━━━━━ Excerto

O adeus trágico a uma amiga
Ainda a recuperar de tantos eventos dramáticos, Andreia encontrou-se noutra situação traumatizante. “Foi uma daquelas coisas estúpidas. Tivemos um senhor a colocar uma bilha de gás lá em casa e, 5 minutos depois, tínhamos uma coluna de chamas. Ainda tentámos apagar o fogo mas quanto mais tempo passava, mais gás saía da bilha. Pensámos que ia tudo rebentar, então, só tivemos discernimento para pegar na cadela, que entretanto estava a tentar apagar as chamas (todos os cães são bombeiros) e evacuar. Foi só quando chegámos lá abaixo, à entrada do prédio, que nos apercebemos que tínhamos deixado a gata Misha no quarto. Fomos socorridos pelos bombeiros que nos informaram que a Misha tinha falecido. Tive um ataque de pânico e não consegui olhar para o corpo dela. Foi a minha companheira durante quase 9 anos e o meu grande suporte psicológico, especialmente depois da explosão do porto.
A Mona Lisa como terapia
Durante os seus tempos solitários em Beirute, para além da Misha, Andreia teve ainda uma outra companheira: a escrita. “Eu escrevo desde que sei escrever. Quando era miúda, escrevi para o DN Jovem durante uns 5 anos. Mais tarde, voltei-me para a escrita de um blogue, que chamei de “A Mona Lisa Tinha Gases”. Foi uma piada que fiz na altura porque a senhora, naquele retrato, parece que ter comido demasiados feijões. Mas o título pegou e comecei a ter imensas pessoas a visitar o blogue. Até fui entrevistada pela imprensa portuguesa por causa do título e popularidade! Deixava lá textos, diariamente.
O tempo foi passando e fui deixando de escrever. Contudo, voltei à escrita, o que me ajudou imenso a lidar com os acontecimentos aqui no Líbano. Eu escrevia mais ficção, mas aqui a realidade é mais estranha do que a ficção. Tudo aquilo que imaginamos que pode acontecer acaba por nos suceder quando cá estamos. E, atenção, nem tudo é mau. Há coisas muito boas. O meu valor profissional é muito mais valorizado aqui do que em Portugal. Aqui também temos padarias abertas a toda a hora. É bastante conveniente,” relata.

━━━━━━━━━━
━━━━━ Dados fornecidos

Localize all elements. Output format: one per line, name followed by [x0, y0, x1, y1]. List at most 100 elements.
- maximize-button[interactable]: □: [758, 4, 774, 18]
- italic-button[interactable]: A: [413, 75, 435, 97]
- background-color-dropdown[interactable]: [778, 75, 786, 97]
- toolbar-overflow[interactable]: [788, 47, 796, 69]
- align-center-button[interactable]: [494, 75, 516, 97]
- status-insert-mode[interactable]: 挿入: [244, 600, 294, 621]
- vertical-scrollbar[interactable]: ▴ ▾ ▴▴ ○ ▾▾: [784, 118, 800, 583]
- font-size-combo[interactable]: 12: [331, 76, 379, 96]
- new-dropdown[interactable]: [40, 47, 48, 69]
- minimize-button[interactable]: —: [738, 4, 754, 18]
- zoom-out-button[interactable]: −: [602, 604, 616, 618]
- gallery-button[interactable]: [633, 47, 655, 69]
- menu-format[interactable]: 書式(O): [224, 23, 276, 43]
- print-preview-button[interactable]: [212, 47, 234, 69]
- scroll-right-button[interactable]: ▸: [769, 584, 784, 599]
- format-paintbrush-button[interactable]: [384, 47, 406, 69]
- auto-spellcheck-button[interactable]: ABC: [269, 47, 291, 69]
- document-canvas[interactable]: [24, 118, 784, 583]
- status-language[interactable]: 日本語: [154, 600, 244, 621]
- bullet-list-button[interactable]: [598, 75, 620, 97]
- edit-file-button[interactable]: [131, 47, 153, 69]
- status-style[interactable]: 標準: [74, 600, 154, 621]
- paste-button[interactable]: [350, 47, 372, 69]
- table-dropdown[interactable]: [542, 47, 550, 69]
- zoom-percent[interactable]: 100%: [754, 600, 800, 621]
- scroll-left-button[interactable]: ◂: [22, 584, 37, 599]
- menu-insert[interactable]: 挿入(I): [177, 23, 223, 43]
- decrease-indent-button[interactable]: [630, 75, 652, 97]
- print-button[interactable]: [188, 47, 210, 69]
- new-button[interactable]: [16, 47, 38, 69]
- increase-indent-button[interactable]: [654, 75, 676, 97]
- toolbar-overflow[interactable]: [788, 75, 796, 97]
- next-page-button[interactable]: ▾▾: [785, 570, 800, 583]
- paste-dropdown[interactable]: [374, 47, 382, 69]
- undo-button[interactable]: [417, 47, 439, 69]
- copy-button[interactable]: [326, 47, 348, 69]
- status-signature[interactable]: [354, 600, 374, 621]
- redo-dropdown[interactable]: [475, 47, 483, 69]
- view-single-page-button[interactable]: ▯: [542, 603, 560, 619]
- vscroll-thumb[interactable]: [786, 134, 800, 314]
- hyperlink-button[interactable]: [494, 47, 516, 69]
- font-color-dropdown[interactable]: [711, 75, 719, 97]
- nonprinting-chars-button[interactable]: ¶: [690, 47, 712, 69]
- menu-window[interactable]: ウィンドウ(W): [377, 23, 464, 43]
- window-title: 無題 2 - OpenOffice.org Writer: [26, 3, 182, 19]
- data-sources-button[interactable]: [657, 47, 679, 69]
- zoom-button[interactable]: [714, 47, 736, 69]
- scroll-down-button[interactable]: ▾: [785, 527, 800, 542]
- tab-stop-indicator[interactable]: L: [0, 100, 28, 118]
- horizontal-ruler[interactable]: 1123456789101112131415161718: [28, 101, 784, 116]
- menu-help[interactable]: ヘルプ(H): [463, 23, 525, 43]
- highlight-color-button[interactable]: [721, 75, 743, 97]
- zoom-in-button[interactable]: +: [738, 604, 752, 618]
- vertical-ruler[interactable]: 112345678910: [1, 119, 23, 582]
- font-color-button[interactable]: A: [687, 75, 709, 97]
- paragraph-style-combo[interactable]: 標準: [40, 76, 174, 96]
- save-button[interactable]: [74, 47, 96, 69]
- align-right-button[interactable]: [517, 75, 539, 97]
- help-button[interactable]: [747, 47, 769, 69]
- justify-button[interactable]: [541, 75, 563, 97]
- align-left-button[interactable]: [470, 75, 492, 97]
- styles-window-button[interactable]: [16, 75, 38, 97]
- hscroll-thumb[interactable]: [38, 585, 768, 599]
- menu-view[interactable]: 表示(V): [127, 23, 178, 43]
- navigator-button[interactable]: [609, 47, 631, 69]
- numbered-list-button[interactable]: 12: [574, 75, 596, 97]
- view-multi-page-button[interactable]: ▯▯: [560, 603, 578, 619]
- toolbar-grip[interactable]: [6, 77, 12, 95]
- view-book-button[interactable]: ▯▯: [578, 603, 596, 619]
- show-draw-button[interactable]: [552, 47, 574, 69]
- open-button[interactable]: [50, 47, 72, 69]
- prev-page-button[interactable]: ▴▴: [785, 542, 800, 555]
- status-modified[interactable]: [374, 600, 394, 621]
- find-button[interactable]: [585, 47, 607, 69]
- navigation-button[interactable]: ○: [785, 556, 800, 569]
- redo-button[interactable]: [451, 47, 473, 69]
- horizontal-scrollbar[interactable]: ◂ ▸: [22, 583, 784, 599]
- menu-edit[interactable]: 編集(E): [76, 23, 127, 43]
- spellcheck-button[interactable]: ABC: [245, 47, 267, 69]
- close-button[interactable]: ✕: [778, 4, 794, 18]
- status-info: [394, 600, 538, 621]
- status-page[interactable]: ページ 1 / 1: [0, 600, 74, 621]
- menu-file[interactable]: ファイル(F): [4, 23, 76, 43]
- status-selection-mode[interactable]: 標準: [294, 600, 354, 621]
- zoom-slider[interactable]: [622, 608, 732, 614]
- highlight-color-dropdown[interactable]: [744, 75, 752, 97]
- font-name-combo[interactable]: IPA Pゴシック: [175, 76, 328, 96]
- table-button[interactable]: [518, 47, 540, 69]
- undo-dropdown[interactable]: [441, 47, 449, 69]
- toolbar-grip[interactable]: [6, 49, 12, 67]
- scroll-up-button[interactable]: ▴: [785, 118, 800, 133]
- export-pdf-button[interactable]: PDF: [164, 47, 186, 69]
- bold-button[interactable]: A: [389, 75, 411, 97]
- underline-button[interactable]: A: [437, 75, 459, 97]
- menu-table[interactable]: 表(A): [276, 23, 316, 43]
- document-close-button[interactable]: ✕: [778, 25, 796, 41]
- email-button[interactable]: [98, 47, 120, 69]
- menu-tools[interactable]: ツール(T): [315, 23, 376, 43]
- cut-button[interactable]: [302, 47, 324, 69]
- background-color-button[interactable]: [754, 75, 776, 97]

━━━━━━━━━━

### Lista de tarefas
**a.** No texto sobre Andreia no Líbano, durante quanto tempo escreveu ela para o DN Jovem?
**b.** Continue o texto sobre Andreia no Líbano a partir da última frase apresentada.

### Respostas aos exercícios
**a.** Durante uns 5 anos, quando era miúda.

**b.**
Defender o Líbano
Como se explica que uma bomba rebenta nos arredores da cidade onde se vive? “Isto não se explica”, responde a portuguesa. “Só lhes peço que confiem em mim, que cá vivo. Mais difícil do que assegurar a família, é convencer os amigos que devo continuar cá. Os amigos são os que mais me põe pressão para sair daqui. E desde que a guerra começou, em outubro do ano passado, até o meu marido me disse que a situação poderia escalar rapidamente e que devíamos sair do Líbano. O Rui disse-me que eu não sabia o que era evacuar de um país em guerra, ao que eu respondi “Olha, tu também não!”, conta Andreia, a rir.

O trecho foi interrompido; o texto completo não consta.